(Stored data)
§

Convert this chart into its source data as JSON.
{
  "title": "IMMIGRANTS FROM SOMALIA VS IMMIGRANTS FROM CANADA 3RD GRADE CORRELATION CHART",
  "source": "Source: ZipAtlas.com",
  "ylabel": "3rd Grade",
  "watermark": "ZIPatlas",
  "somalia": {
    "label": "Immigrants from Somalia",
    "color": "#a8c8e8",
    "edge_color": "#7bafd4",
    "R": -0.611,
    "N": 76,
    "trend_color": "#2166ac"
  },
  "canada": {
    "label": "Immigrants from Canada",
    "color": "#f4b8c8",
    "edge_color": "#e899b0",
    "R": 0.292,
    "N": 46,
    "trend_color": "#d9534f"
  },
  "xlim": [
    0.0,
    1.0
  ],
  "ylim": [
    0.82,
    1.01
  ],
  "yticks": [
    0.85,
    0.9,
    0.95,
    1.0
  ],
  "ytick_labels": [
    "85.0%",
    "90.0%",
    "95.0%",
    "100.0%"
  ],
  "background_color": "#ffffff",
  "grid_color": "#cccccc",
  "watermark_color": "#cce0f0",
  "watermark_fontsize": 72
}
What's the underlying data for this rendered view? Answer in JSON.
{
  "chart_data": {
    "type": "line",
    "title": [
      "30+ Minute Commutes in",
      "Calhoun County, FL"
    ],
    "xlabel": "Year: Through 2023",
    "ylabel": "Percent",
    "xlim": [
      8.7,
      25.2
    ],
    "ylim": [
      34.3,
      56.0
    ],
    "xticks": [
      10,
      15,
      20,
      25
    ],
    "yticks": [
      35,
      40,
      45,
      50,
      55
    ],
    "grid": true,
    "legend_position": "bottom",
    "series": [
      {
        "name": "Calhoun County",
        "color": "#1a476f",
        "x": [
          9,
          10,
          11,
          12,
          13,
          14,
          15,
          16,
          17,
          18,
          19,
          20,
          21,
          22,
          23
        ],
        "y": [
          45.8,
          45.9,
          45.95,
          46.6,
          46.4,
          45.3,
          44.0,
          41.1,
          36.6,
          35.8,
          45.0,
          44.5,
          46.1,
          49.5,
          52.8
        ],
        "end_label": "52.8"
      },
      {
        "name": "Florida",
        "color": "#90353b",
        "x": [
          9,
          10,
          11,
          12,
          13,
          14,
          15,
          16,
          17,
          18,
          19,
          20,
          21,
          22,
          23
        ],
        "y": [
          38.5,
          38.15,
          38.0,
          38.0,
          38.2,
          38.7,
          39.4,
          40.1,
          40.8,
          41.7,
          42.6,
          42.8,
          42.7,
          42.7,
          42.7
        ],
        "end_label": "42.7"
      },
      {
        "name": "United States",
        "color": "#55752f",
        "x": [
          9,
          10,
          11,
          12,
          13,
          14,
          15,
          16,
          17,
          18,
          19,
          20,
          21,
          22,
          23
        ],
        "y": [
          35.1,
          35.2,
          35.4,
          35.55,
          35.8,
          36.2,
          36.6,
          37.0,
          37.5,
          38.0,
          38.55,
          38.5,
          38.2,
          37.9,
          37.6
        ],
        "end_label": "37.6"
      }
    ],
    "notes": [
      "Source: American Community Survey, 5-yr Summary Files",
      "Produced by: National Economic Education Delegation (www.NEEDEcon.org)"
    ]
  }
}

§

Task instructions:
Count how many lines above contain the word "this". Reply with the number alone.

Task output:
2